> [Work required]
Copy every line that holds "color".
## start Exercise data
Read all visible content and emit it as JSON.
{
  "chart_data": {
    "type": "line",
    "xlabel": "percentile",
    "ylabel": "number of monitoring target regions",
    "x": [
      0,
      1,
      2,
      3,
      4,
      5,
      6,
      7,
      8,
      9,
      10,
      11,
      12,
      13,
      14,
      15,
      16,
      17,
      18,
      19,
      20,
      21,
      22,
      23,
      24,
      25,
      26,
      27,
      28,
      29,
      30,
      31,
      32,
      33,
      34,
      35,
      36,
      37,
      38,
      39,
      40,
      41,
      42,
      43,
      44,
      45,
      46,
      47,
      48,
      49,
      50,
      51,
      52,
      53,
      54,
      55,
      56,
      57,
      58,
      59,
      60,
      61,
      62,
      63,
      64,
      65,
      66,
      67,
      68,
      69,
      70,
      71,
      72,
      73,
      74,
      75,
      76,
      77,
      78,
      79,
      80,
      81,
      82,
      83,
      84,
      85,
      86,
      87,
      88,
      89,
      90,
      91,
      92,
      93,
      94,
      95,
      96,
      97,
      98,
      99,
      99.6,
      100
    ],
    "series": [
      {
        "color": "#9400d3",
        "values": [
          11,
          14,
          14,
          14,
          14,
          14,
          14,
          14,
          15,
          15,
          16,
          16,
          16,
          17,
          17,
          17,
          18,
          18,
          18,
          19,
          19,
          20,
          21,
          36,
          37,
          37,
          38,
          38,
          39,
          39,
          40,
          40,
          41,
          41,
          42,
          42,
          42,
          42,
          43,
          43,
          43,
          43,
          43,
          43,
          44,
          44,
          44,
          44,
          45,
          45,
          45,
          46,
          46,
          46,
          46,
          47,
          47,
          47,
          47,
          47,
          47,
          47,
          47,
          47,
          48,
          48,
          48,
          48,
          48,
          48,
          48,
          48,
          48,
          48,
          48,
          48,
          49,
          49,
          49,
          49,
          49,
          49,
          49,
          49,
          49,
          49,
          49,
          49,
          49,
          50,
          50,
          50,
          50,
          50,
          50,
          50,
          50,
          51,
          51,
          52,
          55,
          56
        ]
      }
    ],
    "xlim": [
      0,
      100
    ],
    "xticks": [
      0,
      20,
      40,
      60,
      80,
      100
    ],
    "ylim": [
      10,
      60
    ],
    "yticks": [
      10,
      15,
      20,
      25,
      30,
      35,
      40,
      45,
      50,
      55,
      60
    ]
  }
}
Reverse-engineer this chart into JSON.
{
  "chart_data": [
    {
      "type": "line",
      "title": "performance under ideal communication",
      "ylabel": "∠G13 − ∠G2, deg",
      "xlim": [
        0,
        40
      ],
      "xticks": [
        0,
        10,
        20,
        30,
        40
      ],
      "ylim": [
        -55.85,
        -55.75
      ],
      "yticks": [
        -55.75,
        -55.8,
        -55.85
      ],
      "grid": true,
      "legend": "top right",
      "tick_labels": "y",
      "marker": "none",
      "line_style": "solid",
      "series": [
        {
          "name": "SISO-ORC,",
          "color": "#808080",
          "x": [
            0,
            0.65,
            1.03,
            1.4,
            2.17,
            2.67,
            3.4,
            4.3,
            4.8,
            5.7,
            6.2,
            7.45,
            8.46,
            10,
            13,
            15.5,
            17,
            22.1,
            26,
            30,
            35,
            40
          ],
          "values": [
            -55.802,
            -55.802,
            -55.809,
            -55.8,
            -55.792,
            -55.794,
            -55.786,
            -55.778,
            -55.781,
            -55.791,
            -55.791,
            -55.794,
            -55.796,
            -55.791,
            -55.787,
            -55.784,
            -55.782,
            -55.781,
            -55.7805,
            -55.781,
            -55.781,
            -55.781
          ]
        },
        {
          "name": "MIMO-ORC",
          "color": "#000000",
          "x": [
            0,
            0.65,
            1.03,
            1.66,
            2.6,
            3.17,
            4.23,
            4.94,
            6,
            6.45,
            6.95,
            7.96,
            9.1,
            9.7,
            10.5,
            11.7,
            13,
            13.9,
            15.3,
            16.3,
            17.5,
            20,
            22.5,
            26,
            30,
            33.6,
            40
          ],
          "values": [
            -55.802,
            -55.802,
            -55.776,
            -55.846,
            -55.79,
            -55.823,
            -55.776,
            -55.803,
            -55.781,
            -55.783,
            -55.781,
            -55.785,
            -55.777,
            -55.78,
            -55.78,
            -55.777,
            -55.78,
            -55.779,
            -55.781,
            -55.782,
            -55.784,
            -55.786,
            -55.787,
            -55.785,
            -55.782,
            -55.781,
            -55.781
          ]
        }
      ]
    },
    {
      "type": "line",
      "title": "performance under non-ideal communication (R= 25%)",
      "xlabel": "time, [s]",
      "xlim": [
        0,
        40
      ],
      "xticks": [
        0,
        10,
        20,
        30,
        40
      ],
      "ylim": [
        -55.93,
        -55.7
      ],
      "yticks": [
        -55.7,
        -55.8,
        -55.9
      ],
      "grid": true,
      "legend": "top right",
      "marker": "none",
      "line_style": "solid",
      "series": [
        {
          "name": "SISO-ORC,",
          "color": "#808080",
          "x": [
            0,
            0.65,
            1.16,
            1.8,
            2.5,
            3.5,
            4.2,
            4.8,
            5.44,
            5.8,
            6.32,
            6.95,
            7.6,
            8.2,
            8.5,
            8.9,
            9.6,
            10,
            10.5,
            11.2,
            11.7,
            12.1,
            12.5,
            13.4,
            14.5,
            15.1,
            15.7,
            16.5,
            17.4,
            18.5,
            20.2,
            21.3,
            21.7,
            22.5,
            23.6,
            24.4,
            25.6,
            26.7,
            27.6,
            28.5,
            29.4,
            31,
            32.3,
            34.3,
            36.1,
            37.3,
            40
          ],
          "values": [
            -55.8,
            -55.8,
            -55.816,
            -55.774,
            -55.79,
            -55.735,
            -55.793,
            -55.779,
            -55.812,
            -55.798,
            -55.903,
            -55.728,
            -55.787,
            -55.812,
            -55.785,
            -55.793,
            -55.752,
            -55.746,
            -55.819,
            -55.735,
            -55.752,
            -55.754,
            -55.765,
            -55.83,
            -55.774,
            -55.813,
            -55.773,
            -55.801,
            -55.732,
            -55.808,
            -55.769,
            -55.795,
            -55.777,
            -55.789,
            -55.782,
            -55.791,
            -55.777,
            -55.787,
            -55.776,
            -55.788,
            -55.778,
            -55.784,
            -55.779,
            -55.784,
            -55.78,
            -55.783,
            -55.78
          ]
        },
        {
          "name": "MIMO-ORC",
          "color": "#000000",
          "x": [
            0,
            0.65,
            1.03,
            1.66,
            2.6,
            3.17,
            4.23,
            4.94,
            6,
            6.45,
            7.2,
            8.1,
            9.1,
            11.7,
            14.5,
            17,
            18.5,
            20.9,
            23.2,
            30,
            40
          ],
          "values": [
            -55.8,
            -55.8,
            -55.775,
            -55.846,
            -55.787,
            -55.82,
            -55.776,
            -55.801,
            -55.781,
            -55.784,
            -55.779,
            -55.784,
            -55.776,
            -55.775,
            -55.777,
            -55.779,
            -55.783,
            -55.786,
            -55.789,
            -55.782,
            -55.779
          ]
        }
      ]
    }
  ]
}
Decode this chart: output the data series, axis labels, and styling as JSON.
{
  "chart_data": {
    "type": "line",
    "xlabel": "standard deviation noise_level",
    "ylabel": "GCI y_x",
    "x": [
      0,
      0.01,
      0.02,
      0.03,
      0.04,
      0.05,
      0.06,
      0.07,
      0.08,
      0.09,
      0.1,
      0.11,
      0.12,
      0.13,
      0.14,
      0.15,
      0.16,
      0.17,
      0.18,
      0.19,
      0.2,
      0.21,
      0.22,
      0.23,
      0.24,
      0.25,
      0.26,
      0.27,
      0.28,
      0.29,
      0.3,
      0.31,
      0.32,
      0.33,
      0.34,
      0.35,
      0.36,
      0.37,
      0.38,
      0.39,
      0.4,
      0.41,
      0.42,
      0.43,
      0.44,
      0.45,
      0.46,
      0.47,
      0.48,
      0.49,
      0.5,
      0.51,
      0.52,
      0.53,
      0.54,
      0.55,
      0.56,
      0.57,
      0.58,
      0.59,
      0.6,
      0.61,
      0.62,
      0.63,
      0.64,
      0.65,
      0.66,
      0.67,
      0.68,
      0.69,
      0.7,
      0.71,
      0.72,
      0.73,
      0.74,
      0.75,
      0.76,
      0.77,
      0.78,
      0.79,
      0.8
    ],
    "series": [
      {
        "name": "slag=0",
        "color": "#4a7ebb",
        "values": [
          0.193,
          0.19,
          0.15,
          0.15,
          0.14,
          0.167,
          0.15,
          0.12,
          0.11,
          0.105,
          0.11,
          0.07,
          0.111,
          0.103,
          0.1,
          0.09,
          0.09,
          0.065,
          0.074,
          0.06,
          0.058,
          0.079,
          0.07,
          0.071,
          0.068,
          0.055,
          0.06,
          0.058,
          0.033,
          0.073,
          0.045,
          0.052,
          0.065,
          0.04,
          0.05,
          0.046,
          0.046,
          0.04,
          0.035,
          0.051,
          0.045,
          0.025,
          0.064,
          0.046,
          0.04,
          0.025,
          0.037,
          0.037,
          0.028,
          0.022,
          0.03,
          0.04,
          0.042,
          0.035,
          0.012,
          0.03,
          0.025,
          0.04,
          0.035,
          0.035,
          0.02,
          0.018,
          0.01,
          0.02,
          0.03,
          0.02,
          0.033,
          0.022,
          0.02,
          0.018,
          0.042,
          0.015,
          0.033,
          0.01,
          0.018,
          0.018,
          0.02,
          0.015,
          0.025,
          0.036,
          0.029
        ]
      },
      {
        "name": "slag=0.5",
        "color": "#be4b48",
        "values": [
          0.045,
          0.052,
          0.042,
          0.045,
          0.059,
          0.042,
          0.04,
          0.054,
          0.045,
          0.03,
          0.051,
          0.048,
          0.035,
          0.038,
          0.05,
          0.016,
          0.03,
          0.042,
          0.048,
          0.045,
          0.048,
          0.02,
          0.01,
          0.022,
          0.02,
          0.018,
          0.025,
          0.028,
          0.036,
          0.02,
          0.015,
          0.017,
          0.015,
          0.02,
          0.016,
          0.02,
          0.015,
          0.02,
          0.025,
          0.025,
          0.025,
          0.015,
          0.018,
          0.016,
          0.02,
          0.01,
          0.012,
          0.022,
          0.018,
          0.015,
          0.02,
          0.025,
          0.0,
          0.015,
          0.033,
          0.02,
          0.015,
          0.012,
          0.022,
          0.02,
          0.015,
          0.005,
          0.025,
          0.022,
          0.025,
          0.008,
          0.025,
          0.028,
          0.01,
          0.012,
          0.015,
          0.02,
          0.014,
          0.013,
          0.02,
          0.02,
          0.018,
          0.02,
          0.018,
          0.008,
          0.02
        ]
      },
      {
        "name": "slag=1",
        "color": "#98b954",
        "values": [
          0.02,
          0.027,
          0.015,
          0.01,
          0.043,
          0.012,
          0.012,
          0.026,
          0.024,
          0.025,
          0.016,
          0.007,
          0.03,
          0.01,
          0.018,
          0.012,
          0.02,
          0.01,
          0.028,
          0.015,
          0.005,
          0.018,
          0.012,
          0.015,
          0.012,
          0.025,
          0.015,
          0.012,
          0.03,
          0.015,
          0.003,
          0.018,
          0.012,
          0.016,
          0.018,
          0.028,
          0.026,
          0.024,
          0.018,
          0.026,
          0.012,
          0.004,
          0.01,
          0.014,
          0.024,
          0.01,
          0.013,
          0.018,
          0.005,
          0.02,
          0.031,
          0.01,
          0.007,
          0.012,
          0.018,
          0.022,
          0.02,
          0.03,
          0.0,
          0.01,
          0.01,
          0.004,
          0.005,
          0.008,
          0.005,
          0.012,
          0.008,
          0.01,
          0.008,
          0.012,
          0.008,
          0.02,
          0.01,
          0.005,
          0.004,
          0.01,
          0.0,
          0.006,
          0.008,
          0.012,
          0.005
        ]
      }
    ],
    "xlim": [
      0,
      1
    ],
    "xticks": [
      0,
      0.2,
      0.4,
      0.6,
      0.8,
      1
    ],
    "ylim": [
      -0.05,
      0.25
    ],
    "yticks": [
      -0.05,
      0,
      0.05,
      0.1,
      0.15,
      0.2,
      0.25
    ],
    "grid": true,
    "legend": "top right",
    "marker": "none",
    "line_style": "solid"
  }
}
## end Exercise data
> [Final result]
        "color": "#9400d3",
          "color": "#808080",
          "color": "#000000",
          "color": "#808080",
          "color": "#000000",
        "color": "#4a7ebb",
        "color": "#be4b48",
        "color": "#98b954",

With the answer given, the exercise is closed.